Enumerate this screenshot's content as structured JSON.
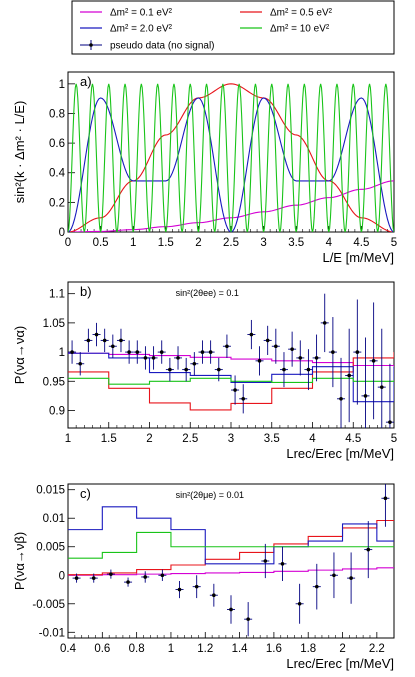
{
  "legend": {
    "entries": [
      {
        "key": "dm01",
        "label": "Δm² = 0.1 eV²",
        "color": "#d400d4",
        "kind": "line"
      },
      {
        "key": "dm05",
        "label": "Δm² = 0.5 eV²",
        "color": "#e8141b",
        "kind": "line"
      },
      {
        "key": "dm20",
        "label": "Δm² = 2.0 eV²",
        "color": "#1a1abf",
        "kind": "line"
      },
      {
        "key": "dm10",
        "label": "Δm² = 10 eV²",
        "color": "#19c419",
        "kind": "line"
      },
      {
        "key": "pseudo",
        "label": "pseudo data (no signal)",
        "color": "#000080",
        "kind": "marker"
      }
    ]
  },
  "chart_data": [
    {
      "panel": "a)",
      "type": "line",
      "xlabel": "L/E [m/MeV]",
      "ylabel": "sin²(k · Δm² · L/E)",
      "xlim": [
        0,
        5
      ],
      "ylim": [
        0,
        1.08
      ],
      "xticks": [
        "0",
        "0.5",
        "1",
        "1.5",
        "2",
        "2.5",
        "3",
        "3.5",
        "4",
        "4.5",
        "5"
      ],
      "yticks": [
        "0",
        "0.2",
        "0.4",
        "0.6",
        "0.8",
        "1"
      ],
      "x": [
        0,
        0.5,
        1.0,
        1.5,
        2.0,
        2.5,
        3.0,
        3.5,
        4.0,
        4.5,
        5.0
      ],
      "series": [
        {
          "key": "dm01",
          "values": [
            0.0,
            0.004,
            0.016,
            0.036,
            0.063,
            0.096,
            0.136,
            0.181,
            0.232,
            0.288,
            0.345
          ]
        },
        {
          "key": "dm05",
          "values": [
            0.0,
            0.096,
            0.345,
            0.655,
            0.905,
            1.0,
            0.905,
            0.655,
            0.345,
            0.096,
            0.0
          ]
        },
        {
          "key": "dm20",
          "values": [
            0.0,
            0.905,
            0.345,
            0.345,
            0.905,
            0.0,
            0.905,
            0.345,
            0.345,
            0.905,
            0.0
          ]
        },
        {
          "key": "dm10",
          "values": [
            0.0,
            0.0,
            0.0,
            0.0,
            0.0,
            0.0,
            0.0,
            0.0,
            0.0,
            0.0,
            0.0
          ]
        }
      ]
    },
    {
      "panel": "b)",
      "type": "line",
      "annotation": "sin²(2θee) = 0.1",
      "xlabel": "Lrec/Erec [m/MeV]",
      "ylabel": "P(να→να)",
      "xlim": [
        1,
        5
      ],
      "ylim": [
        0.87,
        1.12
      ],
      "xticks": [
        "1",
        "1.5",
        "2",
        "2.5",
        "3",
        "3.5",
        "4",
        "4.5",
        "5"
      ],
      "yticks": [
        "0.9",
        "0.95",
        "1",
        "1.05",
        "1.1"
      ],
      "x": [
        1.0,
        1.5,
        2.0,
        2.5,
        3.0,
        3.5,
        4.0,
        4.5,
        5.0
      ],
      "series": [
        {
          "key": "dm01",
          "values": [
            0.998,
            0.996,
            0.994,
            0.991,
            0.988,
            0.985,
            0.982,
            0.977,
            0.972
          ]
        },
        {
          "key": "dm05",
          "values": [
            0.966,
            0.938,
            0.913,
            0.901,
            0.912,
            0.938,
            0.966,
            0.99,
            1.0
          ]
        },
        {
          "key": "dm20",
          "values": [
            0.998,
            0.99,
            0.965,
            0.96,
            0.948,
            0.962,
            0.975,
            0.915,
            0.975
          ]
        },
        {
          "key": "dm10",
          "values": [
            0.955,
            0.945,
            0.95,
            0.955,
            0.95,
            0.948,
            0.955,
            0.95,
            0.952
          ]
        }
      ],
      "pseudo_data": {
        "x": [
          1.05,
          1.15,
          1.25,
          1.35,
          1.45,
          1.55,
          1.65,
          1.75,
          1.85,
          1.95,
          2.05,
          2.15,
          2.25,
          2.35,
          2.45,
          2.55,
          2.65,
          2.75,
          2.85,
          2.95,
          3.05,
          3.15,
          3.25,
          3.35,
          3.45,
          3.55,
          3.65,
          3.75,
          3.85,
          3.95,
          4.05,
          4.15,
          4.25,
          4.35,
          4.45,
          4.55,
          4.65,
          4.75,
          4.85,
          4.95
        ],
        "y": [
          1.0,
          0.98,
          1.02,
          1.03,
          1.02,
          1.01,
          1.02,
          1.0,
          1.0,
          0.99,
          0.99,
          1.0,
          0.97,
          0.99,
          0.97,
          0.98,
          1.0,
          1.0,
          0.97,
          1.01,
          0.935,
          0.92,
          1.03,
          0.985,
          1.02,
          1.01,
          0.97,
          1.005,
          0.99,
          0.97,
          0.99,
          1.05,
          1.0,
          0.92,
          0.96,
          1.0,
          0.925,
          0.985,
          0.94,
          0.88
        ],
        "err": [
          0.02,
          0.02,
          0.02,
          0.02,
          0.02,
          0.02,
          0.02,
          0.02,
          0.02,
          0.02,
          0.02,
          0.02,
          0.02,
          0.02,
          0.02,
          0.02,
          0.02,
          0.02,
          0.02,
          0.02,
          0.025,
          0.025,
          0.025,
          0.025,
          0.025,
          0.03,
          0.03,
          0.03,
          0.03,
          0.035,
          0.04,
          0.05,
          0.06,
          0.07,
          0.08,
          0.09,
          0.1,
          0.1,
          0.1,
          0.1
        ]
      }
    },
    {
      "panel": "c)",
      "type": "line",
      "annotation": "sin²(2θμe) = 0.01",
      "xlabel": "Lrec/Erec [m/MeV]",
      "ylabel": "P(να→νβ)",
      "xlim": [
        0.4,
        2.3
      ],
      "ylim": [
        -0.011,
        0.016
      ],
      "xticks": [
        "0.4",
        "0.6",
        "0.8",
        "1",
        "1.2",
        "1.4",
        "1.6",
        "1.8",
        "2",
        "2.2"
      ],
      "yticks": [
        "-0.01",
        "-0.005",
        "0",
        "0.005",
        "0.01",
        "0.015"
      ],
      "x": [
        0.4,
        0.6,
        0.8,
        1.0,
        1.2,
        1.4,
        1.6,
        1.8,
        2.0,
        2.2
      ],
      "series": [
        {
          "key": "dm01",
          "values": [
            0.0,
            0.0001,
            0.0002,
            0.0003,
            0.0004,
            0.0005,
            0.0007,
            0.0009,
            0.0011,
            0.0013
          ]
        },
        {
          "key": "dm05",
          "values": [
            0.0001,
            0.0004,
            0.001,
            0.0018,
            0.0028,
            0.004,
            0.0055,
            0.0068,
            0.0083,
            0.0096
          ]
        },
        {
          "key": "dm20",
          "values": [
            0.008,
            0.012,
            0.01,
            0.008,
            0.002,
            0.002,
            0.005,
            0.006,
            0.009,
            0.006
          ]
        },
        {
          "key": "dm10",
          "values": [
            0.003,
            0.004,
            0.0075,
            0.005,
            0.005,
            0.005,
            0.005,
            0.005,
            0.005,
            0.005
          ]
        }
      ],
      "pseudo_data": {
        "x": [
          0.45,
          0.55,
          0.65,
          0.75,
          0.85,
          0.95,
          1.05,
          1.15,
          1.25,
          1.35,
          1.45,
          1.55,
          1.65,
          1.75,
          1.85,
          1.95,
          2.05,
          2.15,
          2.25
        ],
        "y": [
          -0.0005,
          -0.0005,
          0.0002,
          -0.0012,
          -0.0003,
          0.0,
          -0.0025,
          -0.002,
          -0.0035,
          -0.006,
          -0.0077,
          0.0025,
          0.002,
          -0.005,
          -0.002,
          0.0,
          -0.0005,
          0.0045,
          0.0135
        ],
        "err": [
          0.0008,
          0.0008,
          0.0008,
          0.0008,
          0.001,
          0.001,
          0.0015,
          0.002,
          0.002,
          0.0025,
          0.003,
          0.003,
          0.003,
          0.0035,
          0.004,
          0.004,
          0.0045,
          0.005,
          0.005
        ]
      }
    }
  ]
}
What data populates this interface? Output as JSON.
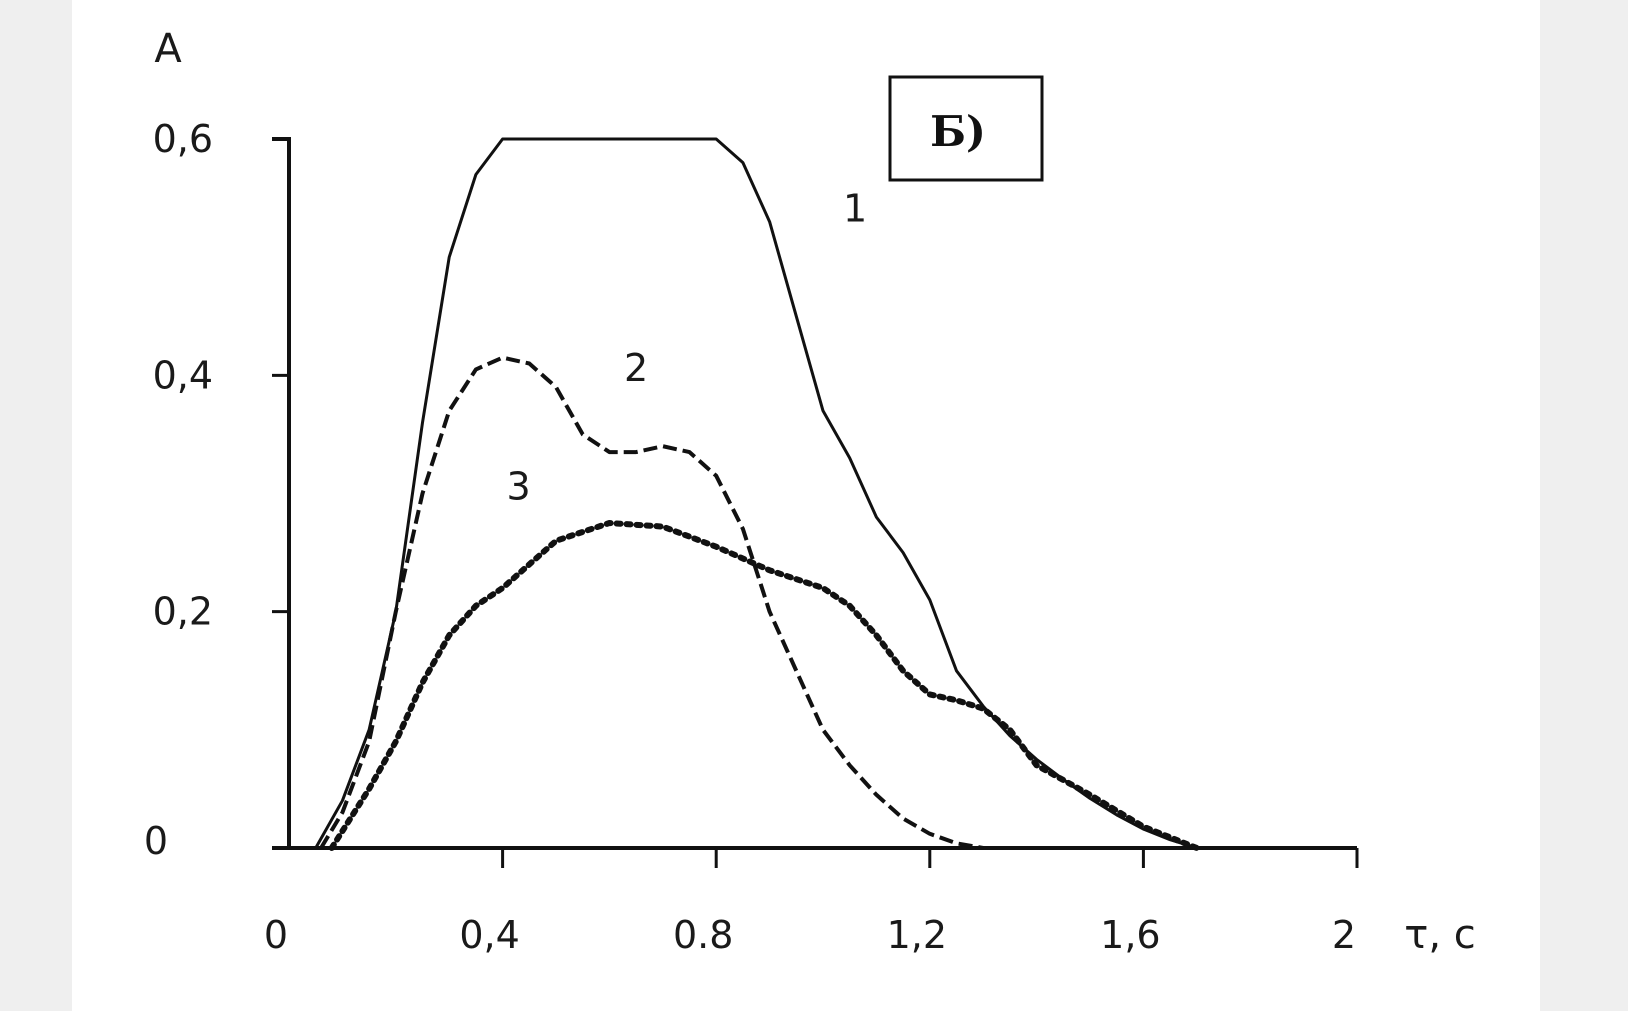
{
  "chart_data": {
    "type": "line",
    "title": "",
    "panel_label": "Б)",
    "ylabel": "A",
    "xlabel": "τ, c",
    "xlim": [
      0,
      2
    ],
    "ylim": [
      0,
      0.6
    ],
    "x_ticks": [
      {
        "value": 0,
        "label": "0"
      },
      {
        "value": 0.4,
        "label": "0,4"
      },
      {
        "value": 0.8,
        "label": "0.8"
      },
      {
        "value": 1.2,
        "label": "1,2"
      },
      {
        "value": 1.6,
        "label": "1,6"
      },
      {
        "value": 2.0,
        "label": "2"
      }
    ],
    "y_ticks": [
      {
        "value": 0,
        "label": "0"
      },
      {
        "value": 0.2,
        "label": "0,2"
      },
      {
        "value": 0.4,
        "label": "0,4"
      },
      {
        "value": 0.6,
        "label": "0,6"
      }
    ],
    "grid": false,
    "series": [
      {
        "name": "1",
        "style": "solid",
        "label_at": [
          1.06,
          0.53
        ],
        "x": [
          0.05,
          0.1,
          0.15,
          0.2,
          0.25,
          0.3,
          0.35,
          0.4,
          0.5,
          0.6,
          0.7,
          0.8,
          0.85,
          0.9,
          0.95,
          1.0,
          1.05,
          1.1,
          1.15,
          1.2,
          1.25,
          1.3,
          1.35,
          1.4,
          1.45,
          1.5,
          1.55,
          1.6,
          1.65,
          1.7
        ],
        "y": [
          0.0,
          0.04,
          0.1,
          0.2,
          0.36,
          0.5,
          0.57,
          0.6,
          0.6,
          0.6,
          0.6,
          0.6,
          0.58,
          0.53,
          0.45,
          0.37,
          0.33,
          0.28,
          0.25,
          0.21,
          0.15,
          0.12,
          0.095,
          0.075,
          0.058,
          0.042,
          0.028,
          0.016,
          0.007,
          0.0
        ]
      },
      {
        "name": "2",
        "style": "dashed",
        "label_at": [
          0.65,
          0.395
        ],
        "x": [
          0.06,
          0.1,
          0.15,
          0.2,
          0.25,
          0.3,
          0.35,
          0.4,
          0.45,
          0.5,
          0.55,
          0.6,
          0.65,
          0.7,
          0.75,
          0.8,
          0.85,
          0.9,
          0.95,
          1.0,
          1.05,
          1.1,
          1.15,
          1.2,
          1.25,
          1.3
        ],
        "y": [
          0.0,
          0.03,
          0.09,
          0.2,
          0.3,
          0.37,
          0.405,
          0.415,
          0.41,
          0.39,
          0.35,
          0.335,
          0.335,
          0.34,
          0.335,
          0.315,
          0.27,
          0.2,
          0.15,
          0.1,
          0.07,
          0.045,
          0.025,
          0.012,
          0.004,
          0.0
        ]
      },
      {
        "name": "3",
        "style": "dotted",
        "label_at": [
          0.43,
          0.295
        ],
        "x": [
          0.08,
          0.15,
          0.2,
          0.25,
          0.3,
          0.35,
          0.4,
          0.5,
          0.6,
          0.7,
          0.8,
          0.9,
          1.0,
          1.05,
          1.1,
          1.15,
          1.2,
          1.25,
          1.3,
          1.35,
          1.4,
          1.5,
          1.6,
          1.7
        ],
        "y": [
          0.0,
          0.05,
          0.09,
          0.14,
          0.18,
          0.205,
          0.22,
          0.26,
          0.275,
          0.272,
          0.255,
          0.235,
          0.22,
          0.205,
          0.18,
          0.15,
          0.13,
          0.125,
          0.118,
          0.1,
          0.07,
          0.045,
          0.018,
          0.0
        ]
      }
    ]
  }
}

######

Instruction:
Show, from the listing above, each line that contains the word "this".

Task output:
Enumerate this screenshot's content as structured JSON.
What data populates this interface? Output as JSON.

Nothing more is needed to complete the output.